(Exercise prompt): Restate every line of the material, word for word.

(Supplied material):
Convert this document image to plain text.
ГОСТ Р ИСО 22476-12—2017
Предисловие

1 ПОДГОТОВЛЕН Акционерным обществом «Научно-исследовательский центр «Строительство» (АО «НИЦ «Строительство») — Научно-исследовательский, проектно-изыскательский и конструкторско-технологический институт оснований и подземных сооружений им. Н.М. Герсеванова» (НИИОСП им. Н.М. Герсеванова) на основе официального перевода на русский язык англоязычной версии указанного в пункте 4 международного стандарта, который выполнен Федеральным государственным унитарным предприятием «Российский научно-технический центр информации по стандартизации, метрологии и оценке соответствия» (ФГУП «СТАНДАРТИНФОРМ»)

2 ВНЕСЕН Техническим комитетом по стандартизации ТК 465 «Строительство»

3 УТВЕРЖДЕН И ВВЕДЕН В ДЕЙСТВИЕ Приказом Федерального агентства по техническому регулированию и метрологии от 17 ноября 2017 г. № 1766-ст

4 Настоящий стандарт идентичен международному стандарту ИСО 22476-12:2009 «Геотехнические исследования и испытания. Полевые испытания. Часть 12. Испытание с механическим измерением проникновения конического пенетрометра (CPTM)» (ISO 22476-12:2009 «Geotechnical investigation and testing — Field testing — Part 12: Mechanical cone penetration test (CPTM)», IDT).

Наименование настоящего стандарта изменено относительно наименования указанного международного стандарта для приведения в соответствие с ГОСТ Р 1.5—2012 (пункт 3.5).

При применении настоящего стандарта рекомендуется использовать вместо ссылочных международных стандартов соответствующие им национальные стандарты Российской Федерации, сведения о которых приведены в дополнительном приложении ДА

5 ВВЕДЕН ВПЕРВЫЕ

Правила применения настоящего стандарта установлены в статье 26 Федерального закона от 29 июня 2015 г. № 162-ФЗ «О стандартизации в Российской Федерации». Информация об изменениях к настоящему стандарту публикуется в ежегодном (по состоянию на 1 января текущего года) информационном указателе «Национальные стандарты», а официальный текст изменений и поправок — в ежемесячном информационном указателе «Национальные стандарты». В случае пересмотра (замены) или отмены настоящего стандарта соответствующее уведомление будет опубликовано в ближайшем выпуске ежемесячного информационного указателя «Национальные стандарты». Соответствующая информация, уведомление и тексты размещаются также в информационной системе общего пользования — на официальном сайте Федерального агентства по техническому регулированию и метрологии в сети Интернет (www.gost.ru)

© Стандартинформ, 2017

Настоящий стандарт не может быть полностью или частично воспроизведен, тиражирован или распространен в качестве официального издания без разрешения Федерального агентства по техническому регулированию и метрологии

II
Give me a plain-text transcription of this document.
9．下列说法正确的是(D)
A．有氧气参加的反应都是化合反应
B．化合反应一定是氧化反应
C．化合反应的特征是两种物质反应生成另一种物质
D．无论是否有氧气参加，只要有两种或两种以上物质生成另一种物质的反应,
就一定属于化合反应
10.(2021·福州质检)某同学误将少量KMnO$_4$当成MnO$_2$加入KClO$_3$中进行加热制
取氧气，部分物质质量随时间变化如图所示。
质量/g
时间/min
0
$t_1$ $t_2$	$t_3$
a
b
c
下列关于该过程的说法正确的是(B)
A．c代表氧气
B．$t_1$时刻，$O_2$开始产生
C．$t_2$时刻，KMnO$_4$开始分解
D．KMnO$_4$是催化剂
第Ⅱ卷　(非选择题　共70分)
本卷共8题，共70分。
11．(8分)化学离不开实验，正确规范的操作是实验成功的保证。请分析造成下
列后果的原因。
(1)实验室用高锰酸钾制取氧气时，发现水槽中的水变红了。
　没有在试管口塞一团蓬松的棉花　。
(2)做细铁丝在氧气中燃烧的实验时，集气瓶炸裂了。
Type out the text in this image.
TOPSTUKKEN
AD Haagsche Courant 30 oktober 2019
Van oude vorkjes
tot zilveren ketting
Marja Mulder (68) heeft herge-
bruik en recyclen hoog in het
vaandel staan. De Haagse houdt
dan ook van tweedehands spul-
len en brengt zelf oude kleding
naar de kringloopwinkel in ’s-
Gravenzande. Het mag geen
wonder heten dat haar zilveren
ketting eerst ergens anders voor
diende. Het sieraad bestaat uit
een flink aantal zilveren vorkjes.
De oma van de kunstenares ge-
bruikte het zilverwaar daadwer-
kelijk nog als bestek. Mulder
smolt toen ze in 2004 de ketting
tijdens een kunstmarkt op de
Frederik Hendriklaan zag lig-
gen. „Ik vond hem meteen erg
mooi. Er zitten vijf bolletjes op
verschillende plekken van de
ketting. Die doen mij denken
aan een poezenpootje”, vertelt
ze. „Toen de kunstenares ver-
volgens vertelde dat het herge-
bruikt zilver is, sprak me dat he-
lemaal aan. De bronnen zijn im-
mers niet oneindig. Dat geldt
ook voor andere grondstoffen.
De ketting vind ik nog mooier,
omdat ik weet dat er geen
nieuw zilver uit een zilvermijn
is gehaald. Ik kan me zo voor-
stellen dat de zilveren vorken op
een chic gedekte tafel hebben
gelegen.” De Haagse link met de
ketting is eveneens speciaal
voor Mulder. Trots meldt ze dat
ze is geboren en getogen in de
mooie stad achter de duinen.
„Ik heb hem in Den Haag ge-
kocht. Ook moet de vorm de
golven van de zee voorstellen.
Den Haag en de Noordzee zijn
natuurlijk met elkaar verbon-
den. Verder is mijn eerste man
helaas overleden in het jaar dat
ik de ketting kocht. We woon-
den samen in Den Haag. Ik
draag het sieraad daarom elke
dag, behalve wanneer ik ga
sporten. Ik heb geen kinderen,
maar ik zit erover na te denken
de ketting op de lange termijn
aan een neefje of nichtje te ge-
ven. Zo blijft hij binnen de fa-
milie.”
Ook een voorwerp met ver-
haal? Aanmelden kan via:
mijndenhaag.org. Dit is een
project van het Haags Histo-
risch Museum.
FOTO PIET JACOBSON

(Complete response):
Convert this document image to plain text.
ГОСТ Р ИСО 22476-12—2017
Предисловие

1 ПОДГОТОВЛЕН Акционерным обществом «Научно-исследовательский центр «Строительство» (АО «НИЦ «Строительство») — Научно-исследовательский, проектно-изыскательский и конструкторско-технологический институт оснований и подземных сооружений им. Н.М. Герсеванова» (НИИОСП им. Н.М. Герсеванова) на основе официального перевода на русский язык англоязычной версии указанного в пункте 4 международного стандарта, который выполнен Федеральным государственным унитарным предприятием «Российский научно-технический центр информации по стандартизации, метрологии и оценке соответствия» (ФГУП «СТАНДАРТИНФОРМ»)

2 ВНЕСЕН Техническим комитетом по стандартизации ТК 465 «Строительство»

3 УТВЕРЖДЕН И ВВЕДЕН В ДЕЙСТВИЕ Приказом Федерального агентства по техническому регулированию и метрологии от 17 ноября 2017 г. № 1766-ст

4 Настоящий стандарт идентичен международному стандарту ИСО 22476-12:2009 «Геотехнические исследования и испытания. Полевые испытания. Часть 12. Испытание с механическим измерением проникновения конического пенетрометра (CPTM)» (ISO 22476-12:2009 «Geotechnical investigation and testing — Field testing — Part 12: Mechanical cone penetration test (CPTM)», IDT).

Наименование настоящего стандарта изменено относительно наименования указанного международного стандарта для приведения в соответствие с ГОСТ Р 1.5—2012 (пункт 3.5).

При применении настоящего стандарта рекомендуется использовать вместо ссылочных международных стандартов соответствующие им национальные стандарты Российской Федерации, сведения о которых приведены в дополнительном приложении ДА

5 ВВЕДЕН ВПЕРВЫЕ

Правила применения настоящего стандарта установлены в статье 26 Федерального закона от 29 июня 2015 г. № 162-ФЗ «О стандартизации в Российской Федерации». Информация об изменениях к настоящему стандарту публикуется в ежегодном (по состоянию на 1 января текущего года) информационном указателе «Национальные стандарты», а официальный текст изменений и поправок — в ежемесячном информационном указателе «Национальные стандарты». В случае пересмотра (замены) или отмены настоящего стандарта соответствующее уведомление будет опубликовано в ближайшем выпуске ежемесячного информационного указателя «Национальные стандарты». Соответствующая информация, уведомление и тексты размещаются также в информационной системе общего пользования — на официальном сайте Федерального агентства по техническому регулированию и метрологии в сети Интернет (www.gost.ru)

© Стандартинформ, 2017

Настоящий стандарт не может быть полностью или частично воспроизведен, тиражирован или распространен в качестве официального издания без разрешения Федерального агентства по техническому регулированию и метрологии

II
Give me a plain-text transcription of this document.
9．下列说法正确的是(D)
A．有氧气参加的反应都是化合反应
B．化合反应一定是氧化反应
C．化合反应的特征是两种物质反应生成另一种物质
D．无论是否有氧气参加，只要有两种或两种以上物质生成另一种物质的反应,
就一定属于化合反应
10.(2021·福州质检)某同学误将少量KMnO$_4$当成MnO$_2$加入KClO$_3$中进行加热制
取氧气，部分物质质量随时间变化如图所示。
质量/g
时间/min
0
$t_1$ $t_2$	$t_3$
a
b
c
下列关于该过程的说法正确的是(B)
A．c代表氧气
B．$t_1$时刻，$O_2$开始产生
C．$t_2$时刻，KMnO$_4$开始分解
D．KMnO$_4$是催化剂
第Ⅱ卷　(非选择题　共70分)
本卷共8题，共70分。
11．(8分)化学离不开实验，正确规范的操作是实验成功的保证。请分析造成下
列后果的原因。
(1)实验室用高锰酸钾制取氧气时，发现水槽中的水变红了。
　没有在试管口塞一团蓬松的棉花　。
(2)做细铁丝在氧气中燃烧的实验时，集气瓶炸裂了。
Type out the text in this image.
TOPSTUKKEN
AD Haagsche Courant 30 oktober 2019
Van oude vorkjes
tot zilveren ketting
Marja Mulder (68) heeft herge-
bruik en recyclen hoog in het
vaandel staan. De Haagse houdt
dan ook van tweedehands spul-
len en brengt zelf oude kleding
naar de kringloopwinkel in ’s-
Gravenzande. Het mag geen
wonder heten dat haar zilveren
ketting eerst ergens anders voor
diende. Het sieraad bestaat uit
een flink aantal zilveren vorkjes.
De oma van de kunstenares ge-
bruikte het zilverwaar daadwer-
kelijk nog als bestek. Mulder
smolt toen ze in 2004 de ketting
tijdens een kunstmarkt op de
Frederik Hendriklaan zag lig-
gen. „Ik vond hem meteen erg
mooi. Er zitten vijf bolletjes op
verschillende plekken van de
ketting. Die doen mij denken
aan een poezenpootje”, vertelt
ze. „Toen de kunstenares ver-
volgens vertelde dat het herge-
bruikt zilver is, sprak me dat he-
lemaal aan. De bronnen zijn im-
mers niet oneindig. Dat geldt
ook voor andere grondstoffen.
De ketting vind ik nog mooier,
omdat ik weet dat er geen
nieuw zilver uit een zilvermijn
is gehaald. Ik kan me zo voor-
stellen dat de zilveren vorken op
een chic gedekte tafel hebben
gelegen.” De Haagse link met de
ketting is eveneens speciaal
voor Mulder. Trots meldt ze dat
ze is geboren en getogen in de
mooie stad achter de duinen.
„Ik heb hem in Den Haag ge-
kocht. Ook moet de vorm de
golven van de zee voorstellen.
Den Haag en de Noordzee zijn
natuurlijk met elkaar verbon-
den. Verder is mijn eerste man
helaas overleden in het jaar dat
ik de ketting kocht. We woon-
den samen in Den Haag. Ik
draag het sieraad daarom elke
dag, behalve wanneer ik ga
sporten. Ik heb geen kinderen,
maar ik zit erover na te denken
de ketting op de lange termijn
aan een neefje of nichtje te ge-
ven. Zo blijft hij binnen de fa-
milie.”
Ook een voorwerp met ver-
haal? Aanmelden kan via:
mijndenhaag.org. Dit is een
project van het Haags Histo-
risch Museum.
FOTO PIET JACOBSON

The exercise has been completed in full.